## WORK TO BE COMPLETED
Locate every line that holds the string "raus" and copy it.

## THE INPUT
++++++++++++++++++++

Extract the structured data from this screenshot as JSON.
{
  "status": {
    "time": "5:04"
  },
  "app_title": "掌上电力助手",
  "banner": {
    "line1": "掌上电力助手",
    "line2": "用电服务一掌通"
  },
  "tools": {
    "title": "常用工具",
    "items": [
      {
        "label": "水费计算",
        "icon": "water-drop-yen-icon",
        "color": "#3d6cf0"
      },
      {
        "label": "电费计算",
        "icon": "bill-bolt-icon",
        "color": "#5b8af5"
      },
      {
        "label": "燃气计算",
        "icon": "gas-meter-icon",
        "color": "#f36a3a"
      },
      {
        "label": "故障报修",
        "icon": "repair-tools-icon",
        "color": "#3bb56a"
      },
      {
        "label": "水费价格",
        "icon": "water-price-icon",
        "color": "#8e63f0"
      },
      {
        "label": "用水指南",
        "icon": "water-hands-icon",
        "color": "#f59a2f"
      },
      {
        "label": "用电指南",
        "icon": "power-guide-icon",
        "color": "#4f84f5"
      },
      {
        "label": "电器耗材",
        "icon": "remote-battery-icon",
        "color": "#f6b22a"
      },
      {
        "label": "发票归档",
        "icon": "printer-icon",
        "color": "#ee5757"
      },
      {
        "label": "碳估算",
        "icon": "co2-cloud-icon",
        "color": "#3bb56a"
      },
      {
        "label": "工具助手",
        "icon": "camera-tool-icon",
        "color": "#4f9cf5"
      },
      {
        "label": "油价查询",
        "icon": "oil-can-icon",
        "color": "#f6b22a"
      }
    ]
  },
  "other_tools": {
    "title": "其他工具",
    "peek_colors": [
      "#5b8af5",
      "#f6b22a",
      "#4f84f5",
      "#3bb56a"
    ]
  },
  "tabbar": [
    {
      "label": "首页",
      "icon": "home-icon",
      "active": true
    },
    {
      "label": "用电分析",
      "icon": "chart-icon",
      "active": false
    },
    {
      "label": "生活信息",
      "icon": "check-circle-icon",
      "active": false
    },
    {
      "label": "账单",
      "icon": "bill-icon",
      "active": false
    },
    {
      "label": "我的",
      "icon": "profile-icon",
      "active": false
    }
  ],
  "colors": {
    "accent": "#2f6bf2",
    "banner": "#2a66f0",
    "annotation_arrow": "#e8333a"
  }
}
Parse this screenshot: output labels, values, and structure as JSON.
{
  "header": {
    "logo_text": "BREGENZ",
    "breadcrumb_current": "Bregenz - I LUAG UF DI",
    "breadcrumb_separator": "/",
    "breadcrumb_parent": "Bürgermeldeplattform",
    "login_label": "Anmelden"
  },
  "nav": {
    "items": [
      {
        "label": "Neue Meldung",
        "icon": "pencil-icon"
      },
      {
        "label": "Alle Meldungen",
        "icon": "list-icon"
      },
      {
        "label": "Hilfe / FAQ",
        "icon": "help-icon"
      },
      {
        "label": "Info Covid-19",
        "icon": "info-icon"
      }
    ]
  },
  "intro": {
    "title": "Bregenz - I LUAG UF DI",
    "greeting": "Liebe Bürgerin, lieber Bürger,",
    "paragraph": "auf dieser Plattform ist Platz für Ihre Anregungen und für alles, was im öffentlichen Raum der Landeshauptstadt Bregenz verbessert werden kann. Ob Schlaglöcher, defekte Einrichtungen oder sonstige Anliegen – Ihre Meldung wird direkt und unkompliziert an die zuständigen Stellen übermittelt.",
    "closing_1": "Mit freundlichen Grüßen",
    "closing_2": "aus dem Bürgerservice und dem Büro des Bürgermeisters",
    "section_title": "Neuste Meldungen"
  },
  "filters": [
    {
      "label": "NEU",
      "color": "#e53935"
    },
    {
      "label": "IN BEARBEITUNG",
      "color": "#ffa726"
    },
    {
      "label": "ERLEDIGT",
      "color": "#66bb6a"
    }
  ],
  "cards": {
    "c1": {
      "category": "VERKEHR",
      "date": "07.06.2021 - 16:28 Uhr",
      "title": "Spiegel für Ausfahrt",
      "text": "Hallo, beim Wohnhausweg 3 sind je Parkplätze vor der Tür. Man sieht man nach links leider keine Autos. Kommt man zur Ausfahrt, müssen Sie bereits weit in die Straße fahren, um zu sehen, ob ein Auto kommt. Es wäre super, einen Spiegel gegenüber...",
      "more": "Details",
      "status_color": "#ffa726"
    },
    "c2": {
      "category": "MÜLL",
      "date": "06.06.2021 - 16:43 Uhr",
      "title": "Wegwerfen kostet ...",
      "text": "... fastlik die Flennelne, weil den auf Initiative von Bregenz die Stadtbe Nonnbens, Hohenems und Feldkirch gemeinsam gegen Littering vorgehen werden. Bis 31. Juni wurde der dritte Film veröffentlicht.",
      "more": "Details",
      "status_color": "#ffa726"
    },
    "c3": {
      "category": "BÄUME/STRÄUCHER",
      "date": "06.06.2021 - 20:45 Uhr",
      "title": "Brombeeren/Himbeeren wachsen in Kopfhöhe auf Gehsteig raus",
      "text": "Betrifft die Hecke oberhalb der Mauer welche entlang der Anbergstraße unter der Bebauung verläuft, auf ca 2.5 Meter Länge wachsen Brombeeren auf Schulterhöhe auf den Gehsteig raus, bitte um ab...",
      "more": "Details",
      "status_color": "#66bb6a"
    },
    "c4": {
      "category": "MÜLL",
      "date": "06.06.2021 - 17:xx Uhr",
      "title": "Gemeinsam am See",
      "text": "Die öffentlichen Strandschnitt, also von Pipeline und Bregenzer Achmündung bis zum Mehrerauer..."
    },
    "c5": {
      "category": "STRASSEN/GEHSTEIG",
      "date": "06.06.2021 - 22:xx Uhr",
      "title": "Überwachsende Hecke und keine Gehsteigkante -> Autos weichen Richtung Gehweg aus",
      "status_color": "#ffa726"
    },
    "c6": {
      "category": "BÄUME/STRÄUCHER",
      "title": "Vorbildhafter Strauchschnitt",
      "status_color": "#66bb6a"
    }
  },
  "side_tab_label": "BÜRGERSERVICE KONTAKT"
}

++++++++++++++++++++

## SOLUTION FOR THIS PROBLEM
      "title": "Brombeeren/Himbeeren wachsen in Kopfhöhe auf Gehsteig raus",
      "text": "Betrifft die Hecke oberhalb der Mauer welche entlang der Anbergstraße unter der Bebauung verläuft, auf ca 2.5 Meter Länge wachsen Brombeeren auf Schulterhöhe auf den Gehsteig raus, bitte um ab...",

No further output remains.